* BEGIN Dataset records *

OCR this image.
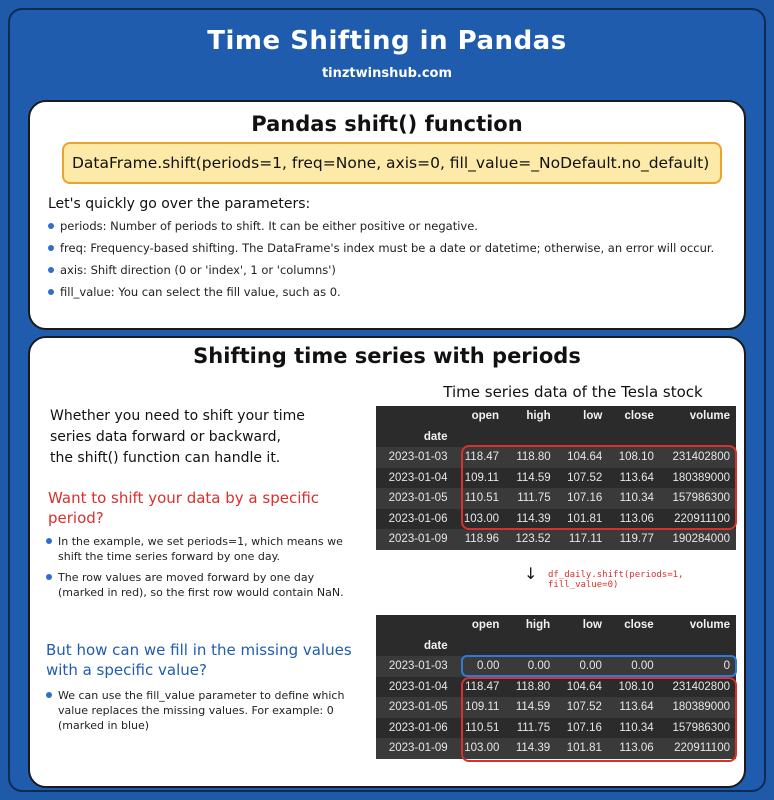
Time Shifting in Pandas
tinztwinshub.com
Pandas shift() function
DataFrame.shift(periods=1, freq=None, axis=0, fill_value=_NoDefault.no_default)
Let's quickly go over the parameters:
periods: Number of periods to shift. It can be either positive or negative.
freq: Frequency-based shifting. The DataFrame's index must be a date or datetime; otherwise, an error will occur.
axis: Shift direction (0 or 'index', 1 or 'columns')
fill_value: You can select the fill value, such as 0.
Shifting time series with periods
Whether you need to shift your time
series data forward or backward,
the shift() function can handle it.
Want to shift your data by a specific
period?
In the example, we set periods=1, which means we shift the time series forward by one day.
The row values are moved forward by one day (marked in red), so the first row would contain NaN.
But how can we fill in the missing values
with a specific value?
We can use the fill_value parameter to define which value replaces the missing values. For example: 0 (marked in blue)
Time series data of the Tesla stock
	open	high	low	close	volume
date					
2023-01-03	118.47	118.80	104.64	108.10	231402800
2023-01-04	109.11	114.59	107.52	113.64	180389000
2023-01-05	110.51	111.75	107.16	110.34	157986300
2023-01-06	103.00	114.39	101.81	113.06	220911100
2023-01-09	118.96	123.52	117.11	119.77	190284000
↓ df_daily.shift(periods=1, fill_value=0)
	open	high	low	close	volume
date					
2023-01-03	0.00	0.00	0.00	0.00	0
2023-01-04	118.47	118.80	104.64	108.10	231402800
2023-01-05	109.11	114.59	107.52	113.64	180389000
2023-01-06	110.51	111.75	107.16	110.34	157986300
2023-01-09	103.00	114.39	101.81	113.06	220911100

* END Dataset records *

#### [The problem]
Take every line above carrying "periods" and return it.

#### [Response]
DataFrame.shift(periods=1, freq=None, axis=0, fill_value=_NoDefault.no_default)
periods: Number of periods to shift. It can be either positive or negative.
Shifting time series with periods
In the example, we set periods=1, which means we shift the time series forward by one day.
↓ df_daily.shift(periods=1, fill_value=0)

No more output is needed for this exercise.